=== INPUT RECORDS ===
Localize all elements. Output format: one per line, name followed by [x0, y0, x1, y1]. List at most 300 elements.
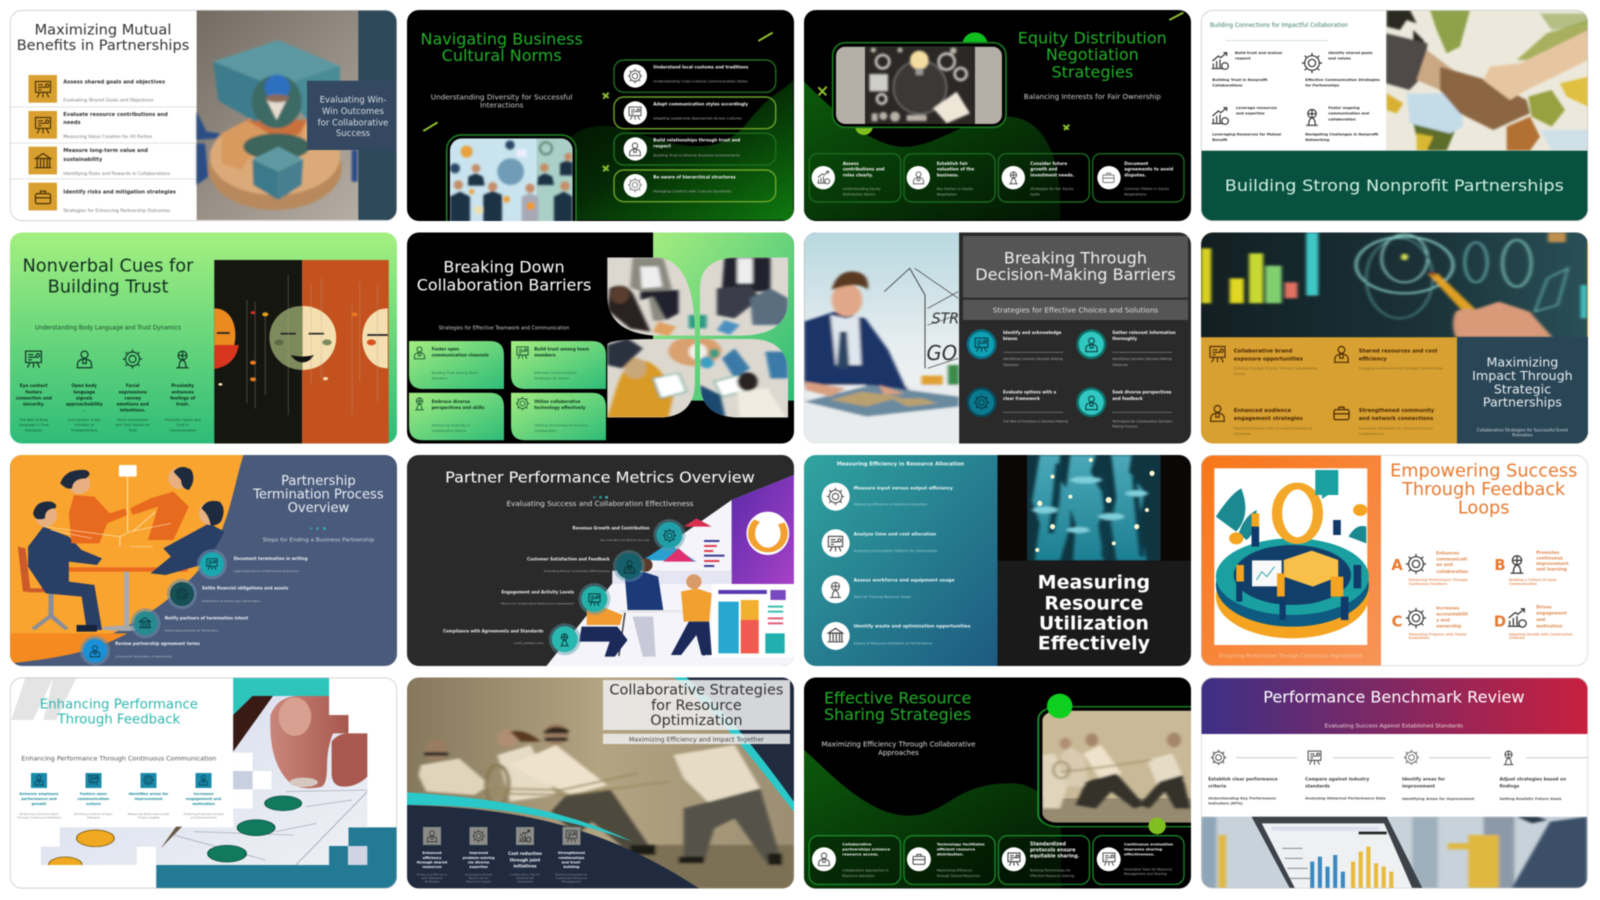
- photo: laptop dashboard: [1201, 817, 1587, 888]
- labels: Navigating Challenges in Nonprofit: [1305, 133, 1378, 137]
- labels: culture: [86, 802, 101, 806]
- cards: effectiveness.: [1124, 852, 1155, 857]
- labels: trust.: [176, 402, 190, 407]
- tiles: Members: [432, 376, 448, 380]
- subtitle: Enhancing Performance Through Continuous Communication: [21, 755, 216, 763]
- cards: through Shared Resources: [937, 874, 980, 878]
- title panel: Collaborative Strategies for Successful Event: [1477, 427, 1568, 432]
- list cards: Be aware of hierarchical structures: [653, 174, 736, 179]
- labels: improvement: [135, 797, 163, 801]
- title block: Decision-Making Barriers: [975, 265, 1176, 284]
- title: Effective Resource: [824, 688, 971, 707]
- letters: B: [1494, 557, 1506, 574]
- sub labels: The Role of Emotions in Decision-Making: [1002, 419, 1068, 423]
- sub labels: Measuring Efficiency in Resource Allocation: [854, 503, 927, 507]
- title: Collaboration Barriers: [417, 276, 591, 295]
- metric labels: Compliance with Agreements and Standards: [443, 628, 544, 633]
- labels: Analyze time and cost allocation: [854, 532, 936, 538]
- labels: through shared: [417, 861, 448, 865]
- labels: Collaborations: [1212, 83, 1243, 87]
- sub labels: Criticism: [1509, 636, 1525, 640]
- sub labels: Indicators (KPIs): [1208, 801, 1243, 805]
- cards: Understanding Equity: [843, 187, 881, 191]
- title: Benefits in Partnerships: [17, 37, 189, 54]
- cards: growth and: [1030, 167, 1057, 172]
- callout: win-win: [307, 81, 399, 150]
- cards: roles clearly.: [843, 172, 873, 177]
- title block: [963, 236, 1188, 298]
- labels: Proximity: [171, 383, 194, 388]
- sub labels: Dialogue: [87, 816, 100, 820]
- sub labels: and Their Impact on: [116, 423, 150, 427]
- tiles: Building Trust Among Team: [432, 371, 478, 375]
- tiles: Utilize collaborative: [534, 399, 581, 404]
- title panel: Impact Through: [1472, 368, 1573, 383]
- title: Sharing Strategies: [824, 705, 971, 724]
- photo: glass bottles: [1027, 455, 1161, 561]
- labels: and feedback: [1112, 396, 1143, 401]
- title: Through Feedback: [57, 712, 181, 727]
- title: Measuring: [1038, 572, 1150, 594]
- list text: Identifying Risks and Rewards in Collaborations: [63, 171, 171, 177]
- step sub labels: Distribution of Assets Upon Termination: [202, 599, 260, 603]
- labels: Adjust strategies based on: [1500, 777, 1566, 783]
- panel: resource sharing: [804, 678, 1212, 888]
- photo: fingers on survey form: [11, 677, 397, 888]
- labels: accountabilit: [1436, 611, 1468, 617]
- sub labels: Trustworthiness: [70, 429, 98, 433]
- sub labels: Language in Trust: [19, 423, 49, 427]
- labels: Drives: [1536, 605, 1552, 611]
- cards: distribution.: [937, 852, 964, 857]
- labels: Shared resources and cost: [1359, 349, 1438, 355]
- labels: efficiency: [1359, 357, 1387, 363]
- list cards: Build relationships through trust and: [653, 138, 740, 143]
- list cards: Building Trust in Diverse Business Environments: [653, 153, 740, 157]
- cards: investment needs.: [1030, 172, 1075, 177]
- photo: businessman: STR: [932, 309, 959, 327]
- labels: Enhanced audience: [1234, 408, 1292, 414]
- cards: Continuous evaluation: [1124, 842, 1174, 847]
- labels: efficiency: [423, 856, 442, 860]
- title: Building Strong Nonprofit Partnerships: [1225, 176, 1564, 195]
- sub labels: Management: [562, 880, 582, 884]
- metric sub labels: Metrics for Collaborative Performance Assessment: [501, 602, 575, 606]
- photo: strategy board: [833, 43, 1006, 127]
===
■ **THE TASK**:
Put every line of the records above into a JSON list of strings, one string per line and no blank lines. Leave the pictures out of the answer.

■ **EXERCISE RESPONSE**:
[
  "Localize all elements. Output format: one per line, name followed by [x0, y0, x1, y1]. List at most 300 elements.",
  "- photo: laptop dashboard: [1201, 817, 1587, 888]",
  "- labels: Navigating Challenges in Nonprofit: [1305, 133, 1378, 137]",
  "- labels: culture: [86, 802, 101, 806]",
  "- cards: effectiveness.: [1124, 852, 1155, 857]",
  "- labels: trust.: [176, 402, 190, 407]",
  "- tiles: Members: [432, 376, 448, 380]",
  "- subtitle: Enhancing Performance Through Continuous Communication: [21, 755, 216, 763]",
  "- cards: through Shared Resources: [937, 874, 980, 878]",
  "- title panel: Collaborative Strategies for Successful Event: [1477, 427, 1568, 432]",
  "- list cards: Be aware of hierarchical structures: [653, 174, 736, 179]",
  "- labels: improvement: [135, 797, 163, 801]",
  "- title block: Decision-Making Barriers: [975, 265, 1176, 284]",
  "- title: Effective Resource: [824, 688, 971, 707]",
  "- letters: B: [1494, 557, 1506, 574]",
  "- sub labels: The Role of Emotions in Decision-Making: [1002, 419, 1068, 423]",
  "- sub labels: Measuring Efficiency in Resource Allocation: [854, 503, 927, 507]",
  "- title: Collaboration Barriers: [417, 276, 591, 295]",
  "- metric labels: Compliance with Agreements and Standards: [443, 628, 544, 633]",
  "- labels: Analyze time and cost allocation: [854, 532, 936, 538]",
  "- labels: through shared: [417, 861, 448, 865]",
  "- labels: Collaborations: [1212, 83, 1243, 87]",
  "- sub labels: Criticism: [1509, 636, 1525, 640]",
  "- sub labels: Indicators (KPIs): [1208, 801, 1243, 805]",
  "- cards: Understanding Equity: [843, 187, 881, 191]",
  "- title: Benefits in Partnerships: [17, 37, 189, 54]",
  "- cards: growth and: [1030, 167, 1057, 172]",
  "- callout: win-win: [307, 81, 399, 150]",
  "- cards: roles clearly.: [843, 172, 873, 177]",
  "- title block: [963, 236, 1188, 298]",
  "- labels: Proximity: [171, 383, 194, 388]",
  "- sub labels: Dialogue: [87, 816, 100, 820]",
  "- sub labels: and Their Impact on: [116, 423, 150, 427]",
  "- tiles: Building Trust Among Team: [432, 371, 478, 375]",
  "- tiles: Utilize collaborative: [534, 399, 581, 404]",
  "- title panel: Impact Through: [1472, 368, 1573, 383]",
  "- title: Sharing Strategies: [824, 705, 971, 724]",
  "- photo: glass bottles: [1027, 455, 1161, 561]",
  "- labels: and feedback: [1112, 396, 1143, 401]",
  "- title: Through Feedback: [57, 712, 181, 727]",
  "- title: Measuring: [1038, 572, 1150, 594]",
  "- list text: Identifying Risks and Rewards in Collaborations: [63, 171, 171, 177]",
  "- step sub labels: Distribution of Assets Upon Termination: [202, 599, 260, 603]",
  "- labels: Adjust strategies based on: [1500, 777, 1566, 783]",
  "- panel: resource sharing: [804, 678, 1212, 888]",
  "- photo: fingers on survey form: [11, 677, 397, 888]",
  "- labels: accountabilit: [1436, 611, 1468, 617]",
  "- sub labels: Trustworthiness: [70, 429, 98, 433]",
  "- sub labels: Language in Trust: [19, 423, 49, 427]",
  "- labels: Drives: [1536, 605, 1552, 611]",
  "- cards: distribution.: [937, 852, 964, 857]",
  "- labels: Shared resources and cost: [1359, 349, 1438, 355]",
  "- labels: efficiency: [1359, 357, 1387, 363]",
  "- list cards: Build relationships through trust and: [653, 138, 740, 143]",
  "- list cards: Building Trust in Diverse Business Environments: [653, 153, 740, 157]",
  "- cards: investment needs.: [1030, 172, 1075, 177]",
  "- photo: businessman: STR: [932, 309, 959, 327]",
  "- labels: Enhanced audience: [1234, 408, 1292, 414]",
  "- cards: Continuous evaluation: [1124, 842, 1174, 847]",
  "- labels: efficiency: [423, 856, 442, 860]",
  "- title: Building Strong Nonprofit Partnerships: [1225, 176, 1564, 195]",
  "- sub labels: Management: [562, 880, 582, 884]",
  "- metric sub labels: Metrics for Collaborative Performance Assessment: [501, 602, 575, 606]",
  "- photo: strategy board: [833, 43, 1006, 127]"
]